AIM OF THE TASK: Copy out the lines from the one containing "scatter-point <box>395 446 400 450</box>" through the one containing "scatter-point <box>418 547 422 552</box>", including both of those lines and leaving every line unchanged.

--- Start of DATA ENTRIES ---

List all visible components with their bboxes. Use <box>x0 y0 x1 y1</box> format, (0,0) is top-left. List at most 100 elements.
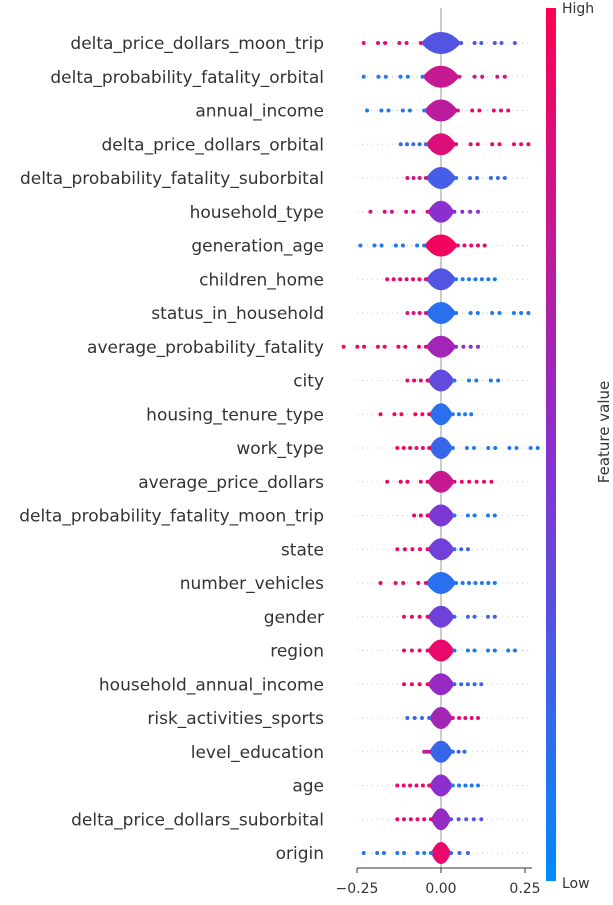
scatter-point <box>395 446 400 450</box>
scatter-point <box>514 446 519 450</box>
feature-label: delta_price_dollars_orbital <box>102 135 324 155</box>
scatter-point <box>422 817 427 822</box>
scatter-point <box>375 851 380 855</box>
scatter-point <box>393 243 398 248</box>
scatter-point <box>454 176 459 180</box>
scatter-point <box>471 817 476 822</box>
scatter-point <box>414 783 419 788</box>
scatter-point <box>479 682 484 687</box>
scatter-point <box>495 176 500 180</box>
scatter-point <box>526 142 531 147</box>
scatter-point <box>413 412 418 417</box>
feature-label: origin <box>276 844 324 864</box>
scatter-point <box>425 378 430 383</box>
feature-label: delta_probability_fatality_orbital <box>50 68 324 88</box>
scatter-point <box>472 446 476 450</box>
scatter-point <box>490 311 495 315</box>
scatter-point <box>415 243 420 248</box>
scatter-point <box>423 311 428 315</box>
scatter-point <box>465 682 470 687</box>
feature-label: city <box>293 372 324 392</box>
scatter-point <box>391 277 396 282</box>
scatter-point <box>490 142 495 147</box>
scatter-point <box>398 74 403 79</box>
scatter-point <box>454 142 459 147</box>
scatter-point <box>456 817 461 822</box>
scatter-point <box>452 209 457 214</box>
scatter-point <box>492 41 497 45</box>
scatter-point <box>383 74 388 79</box>
scatter-point <box>496 378 501 383</box>
scatter-point <box>452 682 457 687</box>
scatter-point <box>418 547 422 552</box>
scatter-point <box>511 142 516 147</box>
scatter-point <box>475 311 480 315</box>
scatter-point <box>450 412 455 417</box>
scatter-point <box>470 108 475 113</box>
violin-body <box>427 639 455 662</box>
scatter-point <box>408 817 413 822</box>
scatter-point <box>497 142 502 147</box>
scatter-point <box>460 581 465 585</box>
scatter-point <box>454 311 459 315</box>
violin-body <box>427 200 455 223</box>
x-tick-label: 0.25 <box>509 881 540 897</box>
scatter-point <box>486 446 491 450</box>
scatter-point <box>528 446 533 450</box>
scatter-point <box>361 41 366 45</box>
feature-label: household_type <box>190 203 324 223</box>
scatter-point <box>454 277 459 282</box>
scatter-point <box>404 209 409 214</box>
scatter-point <box>469 716 474 720</box>
scatter-point <box>423 344 428 349</box>
scatter-point <box>417 648 422 653</box>
scatter-point <box>472 74 477 79</box>
scatter-point <box>488 176 493 180</box>
scatter-point <box>491 108 496 113</box>
scatter-point <box>402 648 406 653</box>
scatter-point <box>457 783 462 788</box>
scatter-point <box>459 547 464 552</box>
scatter-point <box>465 547 470 552</box>
scatter-point <box>452 614 457 619</box>
scatter-point <box>412 716 417 720</box>
scatter-point <box>423 581 428 585</box>
scatter-point <box>519 142 524 147</box>
scatter-point <box>479 277 484 282</box>
scatter-point <box>401 446 406 450</box>
scatter-point <box>393 581 398 585</box>
violin-body <box>427 605 455 628</box>
scatter-point <box>420 412 425 417</box>
scatter-point <box>492 581 497 585</box>
scatter-point <box>422 243 427 248</box>
scatter-point <box>452 547 457 552</box>
scatter-point <box>472 41 477 45</box>
feature-label: status_in_household <box>151 304 324 324</box>
scatter-point <box>404 41 409 45</box>
scatter-point <box>402 547 407 552</box>
scatter-point <box>476 716 480 720</box>
scatter-point <box>492 277 497 282</box>
scatter-point <box>411 176 416 180</box>
scatter-point <box>420 446 425 450</box>
scatter-point <box>427 412 432 417</box>
scatter-point <box>405 378 410 383</box>
scatter-point <box>405 479 410 484</box>
violin-body <box>429 707 453 729</box>
scatter-point <box>468 176 472 180</box>
scatter-point <box>463 716 468 720</box>
scatter-point <box>376 74 381 79</box>
feature-label: annual_income <box>195 102 324 122</box>
scatter-point <box>477 108 482 113</box>
scatter-point <box>402 614 406 619</box>
feature-label: delta_price_dollars_moon_trip <box>70 34 324 54</box>
scatter-point <box>427 783 432 788</box>
scatter-point <box>415 851 420 855</box>
scatter-point <box>475 176 479 180</box>
x-tick-label: −0.25 <box>336 881 379 897</box>
scatter-point <box>455 243 460 248</box>
colorbar-high-label: High <box>562 1 594 17</box>
scatter-point <box>407 108 412 113</box>
scatter-point <box>400 243 405 248</box>
scatter-point <box>361 74 366 79</box>
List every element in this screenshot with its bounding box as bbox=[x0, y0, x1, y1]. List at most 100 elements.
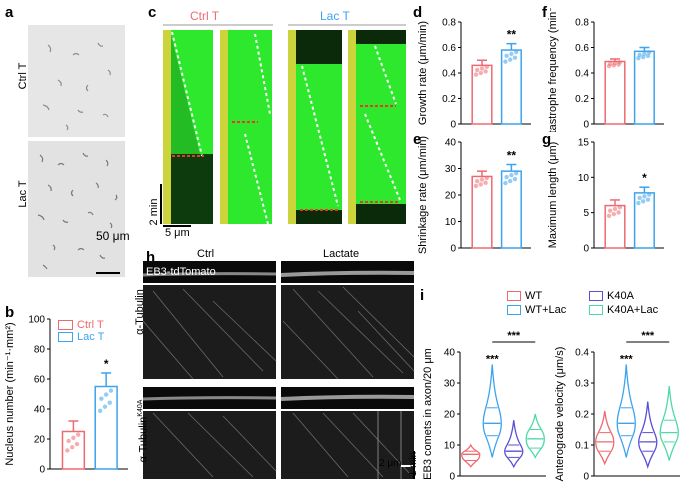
data-point bbox=[479, 177, 485, 182]
legend-lac: Lac T bbox=[58, 331, 104, 343]
data-point bbox=[102, 404, 108, 409]
c-time-scale: 2 min bbox=[148, 198, 160, 226]
data-point bbox=[70, 445, 75, 450]
legend-b: Ctrl T Lac T bbox=[58, 319, 104, 343]
y-tick-label: 0 bbox=[450, 120, 456, 131]
legend-wt-lac: WT+Lac bbox=[507, 303, 589, 317]
y-tick-label: 100 bbox=[28, 315, 45, 326]
k40a-superscript: K40A bbox=[137, 399, 144, 417]
legend-k40a: K40A bbox=[589, 289, 634, 303]
data-point bbox=[514, 170, 519, 176]
h-eb3-label: EB3-tdTomato bbox=[146, 266, 216, 278]
violin-K40A+Lac bbox=[525, 413, 545, 459]
data-point bbox=[508, 57, 513, 62]
y-tick-label: 10 bbox=[445, 217, 457, 228]
data-point bbox=[606, 213, 612, 218]
panel-c-kymographs bbox=[160, 24, 406, 225]
data-point bbox=[512, 55, 518, 60]
data-point bbox=[642, 194, 647, 199]
violin-WT bbox=[595, 410, 615, 466]
h-scale-time: 1 min bbox=[408, 451, 419, 477]
legend-wt-lac-label: WT+Lac bbox=[525, 304, 567, 316]
panel-label-i: i bbox=[420, 287, 425, 304]
y-tick-label: 0.2 bbox=[575, 94, 589, 105]
legend-lac-label: Lac T bbox=[77, 331, 105, 343]
data-point bbox=[617, 60, 622, 65]
legend-i-row1: WT K40A bbox=[507, 289, 658, 303]
y-tick-label: 30 bbox=[444, 379, 456, 390]
y-tick-label: 0.8 bbox=[442, 18, 456, 29]
y-tick-label: 20 bbox=[445, 191, 457, 202]
scale-bar-a: 50 μm bbox=[96, 229, 130, 243]
data-point bbox=[504, 53, 509, 58]
y-tick-label: 10 bbox=[578, 173, 590, 184]
data-point bbox=[76, 432, 81, 437]
bar-Lac T bbox=[633, 50, 655, 125]
data-point bbox=[503, 180, 508, 186]
data-point bbox=[66, 438, 71, 444]
data-point bbox=[508, 178, 513, 184]
y-tick-label: 20 bbox=[444, 410, 456, 421]
data-point bbox=[636, 56, 641, 61]
panel-label-g: g bbox=[542, 131, 552, 148]
chart-g: 0 5 10 15 Maximum length (μm) * bbox=[547, 138, 664, 255]
y-tick-label: 0.8 bbox=[575, 18, 589, 29]
y-tick-label: 0.2 bbox=[442, 94, 456, 105]
data-point bbox=[483, 180, 488, 186]
data-point bbox=[103, 392, 109, 397]
y-axis-label: EB3 comets in axon/20 μm bbox=[422, 348, 434, 480]
data-point bbox=[65, 448, 70, 453]
lac-t-label: Lac T bbox=[17, 180, 29, 208]
data-point bbox=[509, 172, 514, 178]
y-tick-label: 0 bbox=[450, 244, 456, 255]
ctrl-t-label: Ctrl T bbox=[17, 62, 29, 90]
chart-e: 0 10 20 30 40 Shrinkage rate (μm/min) ** bbox=[417, 136, 531, 255]
y-tick-label: 0 bbox=[39, 465, 45, 476]
y-axis-label: Growth rate (μm/min) bbox=[417, 21, 429, 125]
data-point bbox=[641, 54, 646, 60]
data-point bbox=[99, 396, 104, 401]
data-point bbox=[642, 51, 647, 56]
panel-label-d: d bbox=[413, 4, 423, 21]
legend-wt: WT bbox=[507, 289, 589, 303]
y-tick-label: 15 bbox=[578, 138, 590, 149]
panel-label-b: b bbox=[5, 304, 15, 321]
data-point bbox=[484, 175, 489, 181]
y-tick-label: 80 bbox=[34, 345, 46, 356]
data-point bbox=[636, 200, 641, 206]
data-point bbox=[503, 59, 508, 64]
data-point bbox=[637, 195, 642, 201]
bar-Ctrl T bbox=[604, 204, 626, 249]
y-tick-label: 10 bbox=[444, 441, 456, 452]
legend-ctrl: Ctrl T bbox=[58, 319, 104, 331]
data-point bbox=[483, 69, 488, 74]
data-point bbox=[512, 176, 518, 182]
chart-i1: 0 10 20 30 40 EB3 comets in axon/20 μm *** *** bbox=[422, 330, 546, 483]
data-point bbox=[71, 435, 76, 440]
data-point bbox=[617, 205, 622, 210]
panel-h-images bbox=[143, 261, 415, 479]
significance-label: ** bbox=[507, 149, 517, 163]
legend-i: WT K40A WT+Lac K40A+Lac bbox=[507, 289, 658, 317]
y-tick-label: 40 bbox=[444, 348, 456, 359]
data-point bbox=[74, 441, 80, 447]
y-axis-label: Anterograde velocity (μm/s) bbox=[554, 347, 566, 482]
data-point bbox=[108, 388, 114, 393]
data-point bbox=[612, 206, 618, 212]
y-tick-label: 0 bbox=[583, 120, 589, 131]
legend-wt-label: WT bbox=[525, 290, 543, 302]
legend-k40a-lac-label: K40A+Lac bbox=[607, 304, 659, 316]
data-point bbox=[608, 208, 613, 213]
data-point bbox=[478, 182, 483, 187]
violin-WT+Lac bbox=[482, 364, 502, 458]
data-point bbox=[514, 49, 519, 55]
significance-label: *** bbox=[620, 353, 634, 365]
y-axis-label: Nucleus number (min⁻¹·mm²) bbox=[4, 322, 16, 465]
h-tub-k40a-label: α-TubulinK40A bbox=[137, 399, 150, 463]
legend-k40a-lac: K40A+Lac bbox=[589, 303, 658, 317]
panel-label-c: c bbox=[148, 4, 157, 21]
panel-a-images bbox=[28, 25, 125, 277]
data-point bbox=[612, 60, 618, 66]
data-point bbox=[475, 179, 480, 184]
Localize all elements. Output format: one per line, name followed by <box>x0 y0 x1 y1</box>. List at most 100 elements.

--- End of DATA ENTRIES ---

SOLUTION TO THIS TASK:
scatter-point <box>395 446 400 450</box>
scatter-point <box>514 446 519 450</box>
feature-label: delta_price_dollars_orbital <box>102 135 324 155</box>
scatter-point <box>422 817 427 822</box>
scatter-point <box>375 851 380 855</box>
scatter-point <box>393 243 398 248</box>
scatter-point <box>454 176 459 180</box>
scatter-point <box>471 817 476 822</box>
scatter-point <box>414 783 419 788</box>
scatter-point <box>479 682 484 687</box>
scatter-point <box>495 176 500 180</box>
scatter-point <box>526 142 531 147</box>
scatter-point <box>413 412 418 417</box>
feature-label: origin <box>276 844 324 864</box>
scatter-point <box>425 378 430 383</box>
feature-label: delta_probability_fatality_orbital <box>50 68 324 88</box>
scatter-point <box>472 446 476 450</box>
scatter-point <box>490 311 495 315</box>
scatter-point <box>415 243 420 248</box>
scatter-point <box>423 311 428 315</box>
scatter-point <box>465 682 470 687</box>
feature-label: city <box>293 372 324 392</box>
scatter-point <box>391 277 396 282</box>
scatter-point <box>490 142 495 147</box>
scatter-point <box>398 74 403 79</box>
scatter-point <box>454 142 459 147</box>
scatter-point <box>456 817 461 822</box>
scatter-point <box>452 209 457 214</box>
scatter-point <box>492 41 497 45</box>
scatter-point <box>383 74 388 79</box>
scatter-point <box>496 378 501 383</box>
scatter-point <box>452 682 457 687</box>
scatter-point <box>418 547 422 552</box>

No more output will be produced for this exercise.